(Stored data)
▬▬▬▬▬▬▬▬▬▬

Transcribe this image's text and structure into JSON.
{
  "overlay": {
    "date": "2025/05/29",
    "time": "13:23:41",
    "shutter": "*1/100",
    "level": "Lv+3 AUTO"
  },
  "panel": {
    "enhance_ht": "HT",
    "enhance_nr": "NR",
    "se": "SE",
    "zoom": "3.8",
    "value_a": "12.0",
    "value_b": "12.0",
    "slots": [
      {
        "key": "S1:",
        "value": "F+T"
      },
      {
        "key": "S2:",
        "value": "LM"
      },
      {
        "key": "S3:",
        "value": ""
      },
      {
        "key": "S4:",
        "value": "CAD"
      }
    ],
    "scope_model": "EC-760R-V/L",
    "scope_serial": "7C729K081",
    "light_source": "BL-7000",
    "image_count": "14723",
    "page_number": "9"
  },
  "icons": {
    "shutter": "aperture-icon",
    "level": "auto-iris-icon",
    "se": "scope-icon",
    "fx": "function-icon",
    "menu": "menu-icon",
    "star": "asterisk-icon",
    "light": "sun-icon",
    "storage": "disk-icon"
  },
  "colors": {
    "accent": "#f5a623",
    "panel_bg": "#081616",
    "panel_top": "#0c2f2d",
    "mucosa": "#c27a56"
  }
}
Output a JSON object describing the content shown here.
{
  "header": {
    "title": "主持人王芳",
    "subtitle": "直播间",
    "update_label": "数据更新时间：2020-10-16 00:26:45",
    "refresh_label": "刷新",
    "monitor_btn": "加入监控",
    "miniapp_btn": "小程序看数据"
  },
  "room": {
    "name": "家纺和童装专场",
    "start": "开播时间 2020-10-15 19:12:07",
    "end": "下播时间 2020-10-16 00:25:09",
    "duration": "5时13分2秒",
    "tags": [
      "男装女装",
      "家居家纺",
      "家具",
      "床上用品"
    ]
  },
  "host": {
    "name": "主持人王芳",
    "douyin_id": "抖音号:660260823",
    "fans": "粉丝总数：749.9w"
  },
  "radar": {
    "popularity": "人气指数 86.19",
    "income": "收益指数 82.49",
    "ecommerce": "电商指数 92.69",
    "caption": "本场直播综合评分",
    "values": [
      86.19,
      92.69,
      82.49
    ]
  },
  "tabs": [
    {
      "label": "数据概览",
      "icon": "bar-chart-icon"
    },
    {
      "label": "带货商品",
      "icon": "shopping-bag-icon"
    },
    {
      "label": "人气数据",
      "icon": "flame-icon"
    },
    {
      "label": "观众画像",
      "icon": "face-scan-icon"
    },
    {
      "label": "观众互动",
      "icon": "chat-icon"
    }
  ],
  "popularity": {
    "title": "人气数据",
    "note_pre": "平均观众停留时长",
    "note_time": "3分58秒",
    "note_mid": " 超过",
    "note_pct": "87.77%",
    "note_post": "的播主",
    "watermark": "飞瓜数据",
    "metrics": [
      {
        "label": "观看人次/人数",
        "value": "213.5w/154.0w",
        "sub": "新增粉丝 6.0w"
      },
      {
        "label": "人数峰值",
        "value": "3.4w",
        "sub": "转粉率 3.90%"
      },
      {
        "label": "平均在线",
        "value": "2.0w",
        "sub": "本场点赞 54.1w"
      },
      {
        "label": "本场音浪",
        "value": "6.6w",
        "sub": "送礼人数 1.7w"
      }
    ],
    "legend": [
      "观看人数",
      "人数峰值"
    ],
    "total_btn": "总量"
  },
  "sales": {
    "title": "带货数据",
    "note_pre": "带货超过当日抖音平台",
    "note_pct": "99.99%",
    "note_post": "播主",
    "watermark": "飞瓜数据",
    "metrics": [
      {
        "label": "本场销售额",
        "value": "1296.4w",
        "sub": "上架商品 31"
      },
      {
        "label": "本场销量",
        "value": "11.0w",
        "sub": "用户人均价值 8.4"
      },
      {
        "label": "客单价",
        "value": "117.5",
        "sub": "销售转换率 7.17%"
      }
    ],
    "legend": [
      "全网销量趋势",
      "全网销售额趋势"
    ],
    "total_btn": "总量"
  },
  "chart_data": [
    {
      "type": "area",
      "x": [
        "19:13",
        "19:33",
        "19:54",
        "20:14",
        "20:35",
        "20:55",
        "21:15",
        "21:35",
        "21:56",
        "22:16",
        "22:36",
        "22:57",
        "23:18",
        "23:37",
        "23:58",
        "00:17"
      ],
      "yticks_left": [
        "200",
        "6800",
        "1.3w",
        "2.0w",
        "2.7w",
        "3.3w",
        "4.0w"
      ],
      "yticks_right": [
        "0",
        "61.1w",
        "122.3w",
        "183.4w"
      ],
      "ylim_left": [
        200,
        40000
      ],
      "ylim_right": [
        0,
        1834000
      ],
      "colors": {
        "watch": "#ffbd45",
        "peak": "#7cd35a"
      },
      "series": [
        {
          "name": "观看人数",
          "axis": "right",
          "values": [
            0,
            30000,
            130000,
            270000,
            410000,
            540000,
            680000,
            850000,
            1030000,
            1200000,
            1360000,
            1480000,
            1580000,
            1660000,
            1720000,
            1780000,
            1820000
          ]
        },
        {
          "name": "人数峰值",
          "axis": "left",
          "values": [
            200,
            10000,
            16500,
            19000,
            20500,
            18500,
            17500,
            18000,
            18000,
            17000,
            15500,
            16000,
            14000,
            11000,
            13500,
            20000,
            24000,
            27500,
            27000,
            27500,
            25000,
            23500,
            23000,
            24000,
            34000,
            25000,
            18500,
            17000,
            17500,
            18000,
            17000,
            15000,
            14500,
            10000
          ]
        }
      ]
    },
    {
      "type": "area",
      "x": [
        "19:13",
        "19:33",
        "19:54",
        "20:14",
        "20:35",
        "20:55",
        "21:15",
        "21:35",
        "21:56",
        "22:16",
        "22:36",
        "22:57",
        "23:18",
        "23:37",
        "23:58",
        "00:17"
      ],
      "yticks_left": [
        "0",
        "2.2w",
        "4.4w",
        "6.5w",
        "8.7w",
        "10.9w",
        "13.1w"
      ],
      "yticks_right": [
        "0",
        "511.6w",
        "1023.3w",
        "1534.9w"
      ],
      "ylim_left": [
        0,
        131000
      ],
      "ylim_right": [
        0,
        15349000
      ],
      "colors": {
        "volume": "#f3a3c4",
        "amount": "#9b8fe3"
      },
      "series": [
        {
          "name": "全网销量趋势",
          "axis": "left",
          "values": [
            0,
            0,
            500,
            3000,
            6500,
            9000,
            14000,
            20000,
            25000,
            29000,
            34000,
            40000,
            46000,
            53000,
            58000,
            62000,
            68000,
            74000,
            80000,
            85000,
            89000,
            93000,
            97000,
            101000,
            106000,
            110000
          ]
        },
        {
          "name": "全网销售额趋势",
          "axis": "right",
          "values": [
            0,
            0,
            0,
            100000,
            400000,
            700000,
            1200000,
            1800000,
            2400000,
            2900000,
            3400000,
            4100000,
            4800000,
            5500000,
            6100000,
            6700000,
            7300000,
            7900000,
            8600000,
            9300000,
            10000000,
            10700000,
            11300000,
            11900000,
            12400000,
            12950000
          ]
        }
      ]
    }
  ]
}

▬▬▬▬▬▬▬▬▬▬

Reproduce each record exactly, leaving nothing out.

Solution to the problem
Transcribe this image's text and structure into JSON.
{
  "overlay": {
    "date": "2025/05/29",
    "time": "13:23:41",
    "shutter": "*1/100",
    "level": "Lv+3 AUTO"
  },
  "panel": {
    "enhance_ht": "HT",
    "enhance_nr": "NR",
    "se": "SE",
    "zoom": "3.8",
    "value_a": "12.0",
    "value_b": "12.0",
    "slots": [
      {
        "key": "S1:",
        "value": "F+T"
      },
      {
        "key": "S2:",
        "value": "LM"
      },
      {
        "key": "S3:",
        "value": ""
      },
      {
        "key": "S4:",
        "value": "CAD"
      }
    ],
    "scope_model": "EC-760R-V/L",
    "scope_serial": "7C729K081",
    "light_source": "BL-7000",
    "image_count": "14723",
    "page_number": "9"
  },
  "icons": {
    "shutter": "aperture-icon",
    "level": "auto-iris-icon",
    "se": "scope-icon",
    "fx": "function-icon",
    "menu": "menu-icon",
    "star": "asterisk-icon",
    "light": "sun-icon",
    "storage": "disk-icon"
  },
  "colors": {
    "accent": "#f5a623",
    "panel_bg": "#081616",
    "panel_top": "#0c2f2d",
    "mucosa": "#c27a56"
  }
}
Output a JSON object describing the content shown here.
{
  "header": {
    "title": "主持人王芳",
    "subtitle": "直播间",
    "update_label": "数据更新时间：2020-10-16 00:26:45",
    "refresh_label": "刷新",
    "monitor_btn": "加入监控",
    "miniapp_btn": "小程序看数据"
  },
  "room": {
    "name": "家纺和童装专场",
    "start": "开播时间 2020-10-15 19:12:07",
    "end": "下播时间 2020-10-16 00:25:09",
    "duration": "5时13分2秒",
    "tags": [
      "男装女装",
      "家居家纺",
      "家具",
      "床上用品"
    ]
  },
  "host": {
    "name": "主持人王芳",
    "douyin_id": "抖音号:660260823",
    "fans": "粉丝总数：749.9w"
  },
  "radar": {
    "popularity": "人气指数 86.19",
    "income": "收益指数 82.49",
    "ecommerce": "电商指数 92.69",
    "caption": "本场直播综合评分",
    "values": [
      86.19,
      92.69,
      82.49
    ]
  },
  "tabs": [
    {
      "label": "数据概览",
      "icon": "bar-chart-icon"
    },
    {
      "label": "带货商品",
      "icon": "shopping-bag-icon"
    },
    {
      "label": "人气数据",
      "icon": "flame-icon"
    },
    {
      "label": "观众画像",
      "icon": "face-scan-icon"
    },
    {
      "label": "观众互动",
      "icon": "chat-icon"
    }
  ],
  "popularity": {
    "title": "人气数据",
    "note_pre": "平均观众停留时长",
    "note_time": "3分58秒",
    "note_mid": " 超过",
    "note_pct": "87.77%",
    "note_post": "的播主",
    "watermark": "飞瓜数据",
    "metrics": [
      {
        "label": "观看人次/人数",
        "value": "213.5w/154.0w",
        "sub": "新增粉丝 6.0w"
      },
      {
        "label": "人数峰值",
        "value": "3.4w",
        "sub": "转粉率 3.90%"
      },
      {
        "label": "平均在线",
        "value": "2.0w",
        "sub": "本场点赞 54.1w"
      },
      {
        "label": "本场音浪",
        "value": "6.6w",
        "sub": "送礼人数 1.7w"
      }
    ],
    "legend": [
      "观看人数",
      "人数峰值"
    ],
    "total_btn": "总量"
  },
  "sales": {
    "title": "带货数据",
    "note_pre": "带货超过当日抖音平台",
    "note_pct": "99.99%",
    "note_post": "播主",
    "watermark": "飞瓜数据",
    "metrics": [
      {
        "label": "本场销售额",
        "value": "1296.4w",
        "sub": "上架商品 31"
      },
      {
        "label": "本场销量",
        "value": "11.0w",
        "sub": "用户人均价值 8.4"
      },
      {
        "label": "客单价",
        "value": "117.5",
        "sub": "销售转换率 7.17%"
      }
    ],
    "legend": [
      "全网销量趋势",
      "全网销售额趋势"
    ],
    "total_btn": "总量"
  },
  "chart_data": [
    {
      "type": "area",
      "x": [
        "19:13",
        "19:33",
        "19:54",
        "20:14",
        "20:35",
        "20:55",
        "21:15",
        "21:35",
        "21:56",
        "22:16",
        "22:36",
        "22:57",
        "23:18",
        "23:37",
        "23:58",
        "00:17"
      ],
      "yticks_left": [
        "200",
        "6800",
        "1.3w",
        "2.0w",
        "2.7w",
        "3.3w",
        "4.0w"
      ],
      "yticks_right": [
        "0",
        "61.1w",
        "122.3w",
        "183.4w"
      ],
      "ylim_left": [
        200,
        40000
      ],
      "ylim_right": [
        0,
        1834000
      ],
      "colors": {
        "watch": "#ffbd45",
        "peak": "#7cd35a"
      },
      "series": [
        {
          "name": "观看人数",
          "axis": "right",
          "values": [
            0,
            30000,
            130000,
            270000,
            410000,
            540000,
            680000,
            850000,
            1030000,
            1200000,
            1360000,
            1480000,
            1580000,
            1660000,
            1720000,
            1780000,
            1820000
          ]
        },
        {
          "name": "人数峰值",
          "axis": "left",
          "values": [
            200,
            10000,
            16500,
            19000,
            20500,
            18500,
            17500,
            18000,
            18000,
            17000,
            15500,
            16000,
            14000,
            11000,
            13500,
            20000,
            24000,
            27500,
            27000,
            27500,
            25000,
            23500,
            23000,
            24000,
            34000,
            25000,
            18500,
            17000,
            17500,
            18000,
            17000,
            15000,
            14500,
            10000
          ]
        }
      ]
    },
    {
      "type": "area",
      "x": [
        "19:13",
        "19:33",
        "19:54",
        "20:14",
        "20:35",
        "20:55",
        "21:15",
        "21:35",
        "21:56",
        "22:16",
        "22:36",
        "22:57",
        "23:18",
        "23:37",
        "23:58",
        "00:17"
      ],
      "yticks_left": [
        "0",
        "2.2w",
        "4.4w",
        "6.5w",
        "8.7w",
        "10.9w",
        "13.1w"
      ],
      "yticks_right": [
        "0",
        "511.6w",
        "1023.3w",
        "1534.9w"
      ],
      "ylim_left": [
        0,
        131000
      ],
      "ylim_right": [
        0,
        15349000
      ],
      "colors": {
        "volume": "#f3a3c4",
        "amount": "#9b8fe3"
      },
      "series": [
        {
          "name": "全网销量趋势",
          "axis": "left",
          "values": [
            0,
            0,
            500,
            3000,
            6500,
            9000,
            14000,
            20000,
            25000,
            29000,
            34000,
            40000,
            46000,
            53000,
            58000,
            62000,
            68000,
            74000,
            80000,
            85000,
            89000,
            93000,
            97000,
            101000,
            106000,
            110000
          ]
        },
        {
          "name": "全网销售额趋势",
          "axis": "right",
          "values": [
            0,
            0,
            0,
            100000,
            400000,
            700000,
            1200000,
            1800000,
            2400000,
            2900000,
            3400000,
            4100000,
            4800000,
            5500000,
            6100000,
            6700000,
            7300000,
            7900000,
            8600000,
            9300000,
            10000000,
            10700000,
            11300000,
            11900000,
            12400000,
            12950000
          ]
        }
      ]
    }
  ]
}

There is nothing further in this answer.